■ Task prompt
Reproduce every line of the records below word for word, leaving out the pictures.

■ Records to process
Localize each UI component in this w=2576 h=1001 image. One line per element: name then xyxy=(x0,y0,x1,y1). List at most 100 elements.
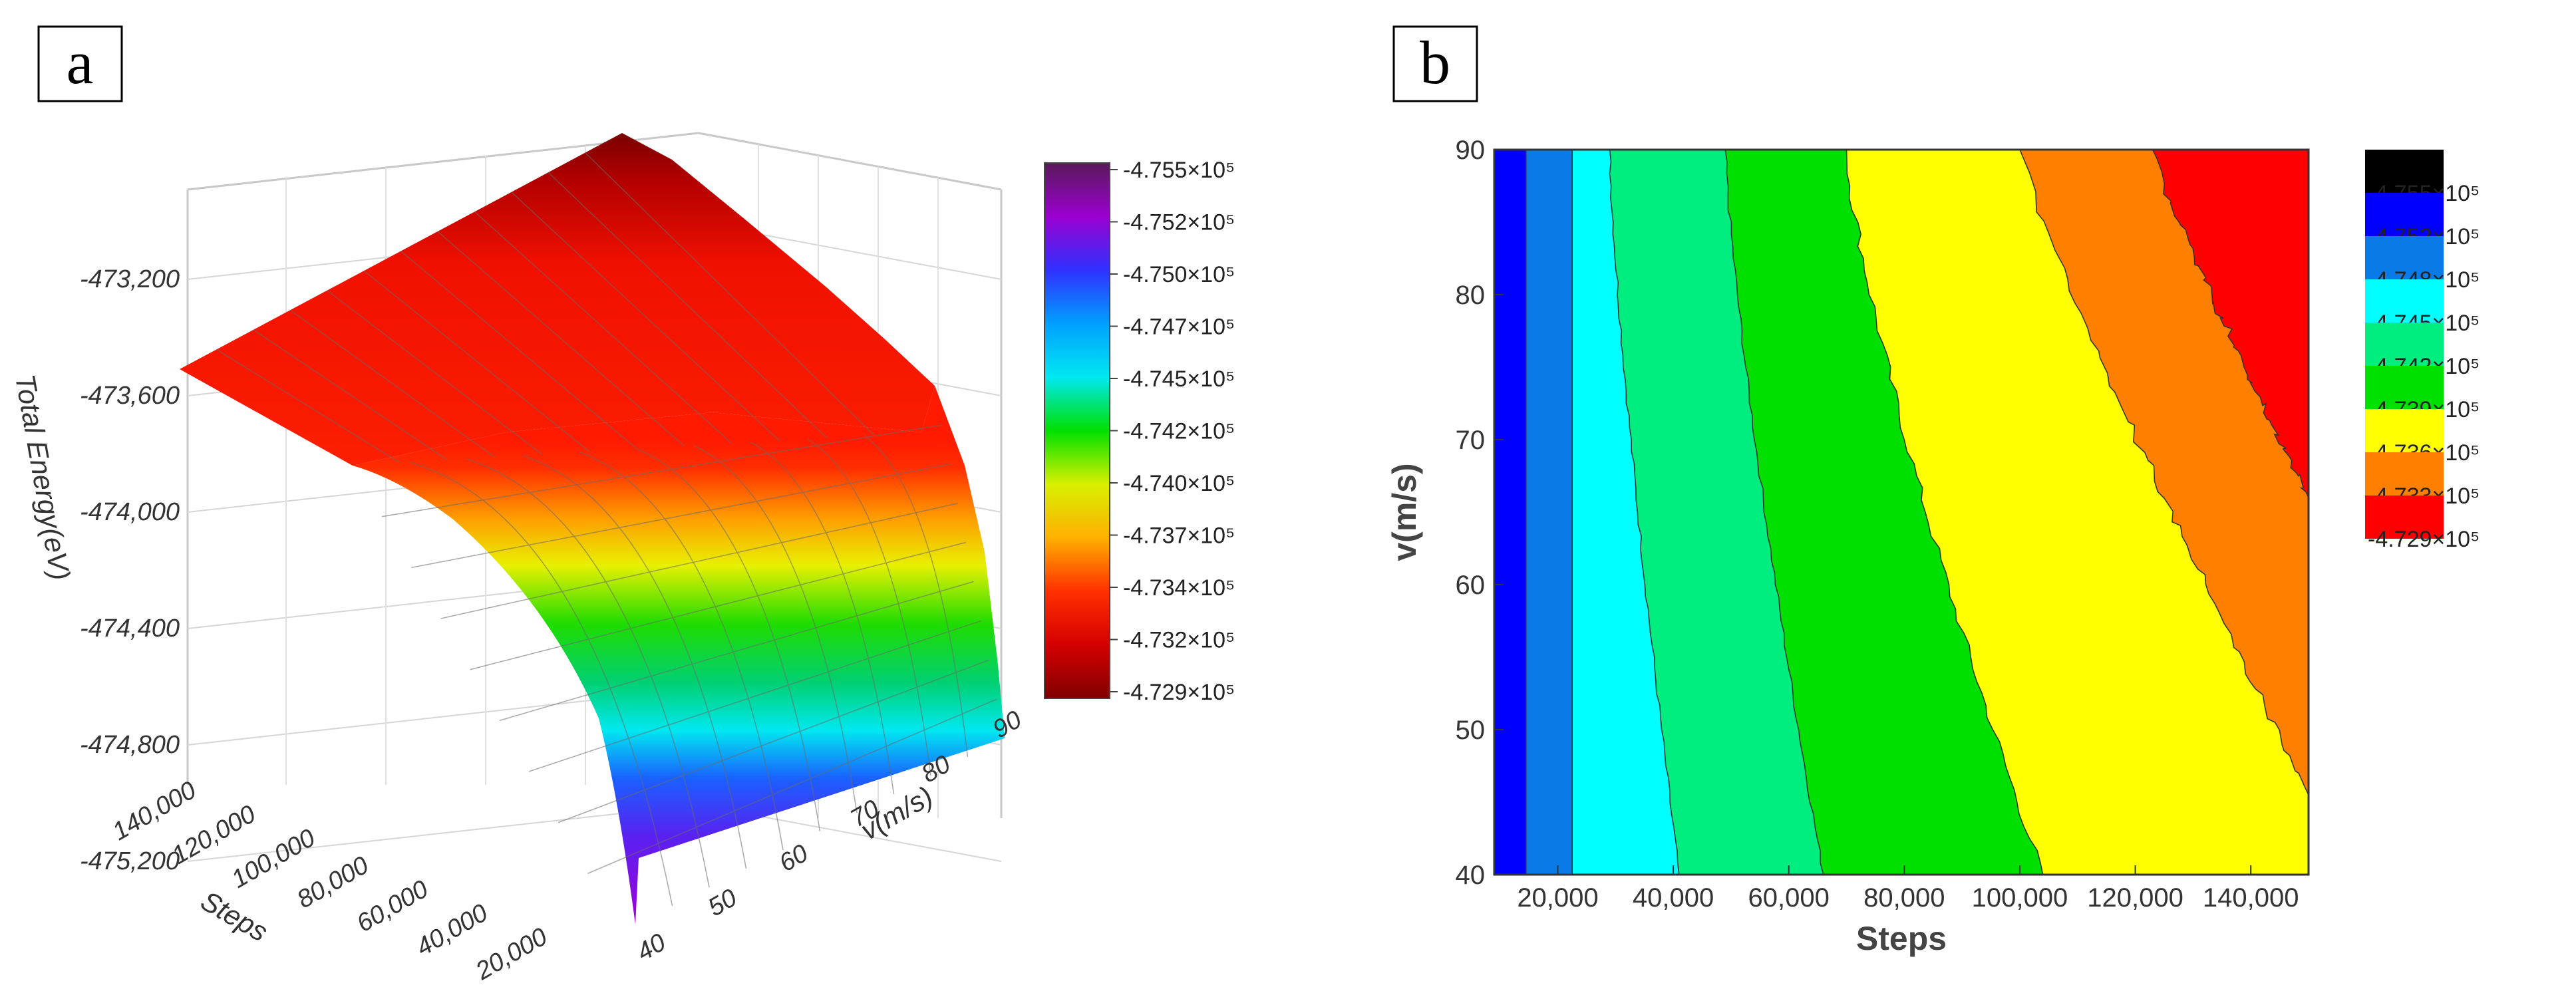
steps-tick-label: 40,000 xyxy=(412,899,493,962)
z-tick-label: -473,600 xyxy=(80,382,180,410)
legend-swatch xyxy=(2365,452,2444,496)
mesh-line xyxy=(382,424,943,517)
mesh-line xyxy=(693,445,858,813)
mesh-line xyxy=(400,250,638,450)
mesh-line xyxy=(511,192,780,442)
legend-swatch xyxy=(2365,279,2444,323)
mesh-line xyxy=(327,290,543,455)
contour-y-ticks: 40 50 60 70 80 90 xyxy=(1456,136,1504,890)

■ Result of the exercise
Localize each UI component in this w=2576 h=1001 image. One line per element: name then xyxy=(x0,y0,x1,y1). List at most 100 elements.
steps-tick-label: 40,000 xyxy=(412,899,493,962)
z-tick-label: -473,600 xyxy=(80,382,180,410)
legend-swatch xyxy=(2365,452,2444,496)
mesh-line xyxy=(382,424,943,517)
mesh-line xyxy=(693,445,858,813)
mesh-line xyxy=(400,250,638,450)
mesh-line xyxy=(511,192,780,442)
legend-swatch xyxy=(2365,279,2444,323)
mesh-line xyxy=(327,290,543,455)
contour-y-ticks: 40 50 60 70 80 90 xyxy=(1456,136,1504,890)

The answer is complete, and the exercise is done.